Begin
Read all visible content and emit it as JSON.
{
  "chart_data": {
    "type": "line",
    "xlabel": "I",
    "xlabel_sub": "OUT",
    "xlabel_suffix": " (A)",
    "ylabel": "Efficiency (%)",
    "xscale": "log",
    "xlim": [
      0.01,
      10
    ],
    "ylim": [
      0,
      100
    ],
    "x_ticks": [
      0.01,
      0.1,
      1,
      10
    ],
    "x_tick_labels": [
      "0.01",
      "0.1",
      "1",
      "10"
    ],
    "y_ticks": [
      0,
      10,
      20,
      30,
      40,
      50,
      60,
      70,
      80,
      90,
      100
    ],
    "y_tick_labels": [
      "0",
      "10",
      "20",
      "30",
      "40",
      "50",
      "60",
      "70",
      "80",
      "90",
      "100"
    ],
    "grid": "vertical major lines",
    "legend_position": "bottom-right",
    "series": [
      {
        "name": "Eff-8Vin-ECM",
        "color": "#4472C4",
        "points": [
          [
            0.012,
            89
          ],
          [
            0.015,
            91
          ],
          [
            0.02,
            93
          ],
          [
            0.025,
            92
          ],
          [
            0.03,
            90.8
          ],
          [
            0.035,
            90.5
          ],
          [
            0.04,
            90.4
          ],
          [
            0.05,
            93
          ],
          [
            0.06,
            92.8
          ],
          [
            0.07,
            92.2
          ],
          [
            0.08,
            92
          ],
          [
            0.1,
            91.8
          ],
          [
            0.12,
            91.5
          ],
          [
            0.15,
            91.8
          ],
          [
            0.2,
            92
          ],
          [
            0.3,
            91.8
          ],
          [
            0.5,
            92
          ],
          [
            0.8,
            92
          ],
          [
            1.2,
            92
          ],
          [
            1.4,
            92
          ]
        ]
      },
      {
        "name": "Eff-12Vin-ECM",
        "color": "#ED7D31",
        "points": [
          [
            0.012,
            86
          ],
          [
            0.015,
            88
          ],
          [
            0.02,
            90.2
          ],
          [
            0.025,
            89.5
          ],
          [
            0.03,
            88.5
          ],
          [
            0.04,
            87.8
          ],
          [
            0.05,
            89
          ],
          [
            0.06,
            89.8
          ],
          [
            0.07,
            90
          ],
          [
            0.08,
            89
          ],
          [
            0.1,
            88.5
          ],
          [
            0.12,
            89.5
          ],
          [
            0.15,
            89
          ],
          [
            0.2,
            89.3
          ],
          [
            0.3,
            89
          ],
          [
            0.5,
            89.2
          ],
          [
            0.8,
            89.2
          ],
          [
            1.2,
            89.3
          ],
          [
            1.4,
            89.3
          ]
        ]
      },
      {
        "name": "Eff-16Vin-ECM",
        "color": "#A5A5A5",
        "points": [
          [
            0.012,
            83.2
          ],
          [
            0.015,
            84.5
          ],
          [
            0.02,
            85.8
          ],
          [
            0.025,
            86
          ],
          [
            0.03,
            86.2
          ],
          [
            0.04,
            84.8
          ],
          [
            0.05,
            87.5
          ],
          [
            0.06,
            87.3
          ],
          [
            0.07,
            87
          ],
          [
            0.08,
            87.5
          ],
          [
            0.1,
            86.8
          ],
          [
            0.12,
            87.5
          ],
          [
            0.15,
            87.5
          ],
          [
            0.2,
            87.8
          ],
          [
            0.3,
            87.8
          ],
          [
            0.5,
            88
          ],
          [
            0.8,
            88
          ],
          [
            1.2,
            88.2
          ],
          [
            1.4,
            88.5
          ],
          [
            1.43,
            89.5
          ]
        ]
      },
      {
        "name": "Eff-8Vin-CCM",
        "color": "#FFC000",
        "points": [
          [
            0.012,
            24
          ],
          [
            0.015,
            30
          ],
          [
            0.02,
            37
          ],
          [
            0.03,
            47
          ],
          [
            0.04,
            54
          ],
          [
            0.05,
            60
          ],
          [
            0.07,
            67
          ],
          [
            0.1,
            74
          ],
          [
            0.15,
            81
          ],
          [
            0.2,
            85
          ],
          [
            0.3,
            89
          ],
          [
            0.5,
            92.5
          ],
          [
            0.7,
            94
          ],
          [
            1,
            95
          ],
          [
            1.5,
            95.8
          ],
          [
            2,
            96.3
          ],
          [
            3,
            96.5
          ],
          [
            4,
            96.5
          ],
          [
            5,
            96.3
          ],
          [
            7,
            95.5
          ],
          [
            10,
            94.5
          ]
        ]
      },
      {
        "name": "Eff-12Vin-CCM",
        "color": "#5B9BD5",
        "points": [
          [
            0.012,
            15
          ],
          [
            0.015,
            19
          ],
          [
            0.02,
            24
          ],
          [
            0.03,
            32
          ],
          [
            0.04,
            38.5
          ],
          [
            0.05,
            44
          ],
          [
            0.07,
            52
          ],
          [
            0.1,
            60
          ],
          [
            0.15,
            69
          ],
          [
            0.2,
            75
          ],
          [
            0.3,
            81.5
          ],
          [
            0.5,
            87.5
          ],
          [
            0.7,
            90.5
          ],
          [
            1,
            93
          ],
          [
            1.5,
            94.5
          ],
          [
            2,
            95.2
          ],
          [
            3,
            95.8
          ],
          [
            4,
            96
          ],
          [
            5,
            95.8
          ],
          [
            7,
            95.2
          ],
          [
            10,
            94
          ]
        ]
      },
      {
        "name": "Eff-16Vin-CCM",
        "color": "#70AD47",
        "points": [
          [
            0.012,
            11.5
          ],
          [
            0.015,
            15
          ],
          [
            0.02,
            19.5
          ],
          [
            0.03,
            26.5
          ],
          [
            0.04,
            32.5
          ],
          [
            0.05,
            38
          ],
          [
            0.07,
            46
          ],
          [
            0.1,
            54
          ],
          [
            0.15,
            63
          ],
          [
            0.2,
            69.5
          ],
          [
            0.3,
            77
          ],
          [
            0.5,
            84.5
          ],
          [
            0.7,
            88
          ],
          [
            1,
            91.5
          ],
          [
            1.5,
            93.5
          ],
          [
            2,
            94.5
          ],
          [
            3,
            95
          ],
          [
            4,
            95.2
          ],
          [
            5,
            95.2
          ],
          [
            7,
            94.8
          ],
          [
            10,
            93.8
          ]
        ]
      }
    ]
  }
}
End
To be done:
In the records above, how many lines include the string "color"? Answer with only the number.

Task output:
6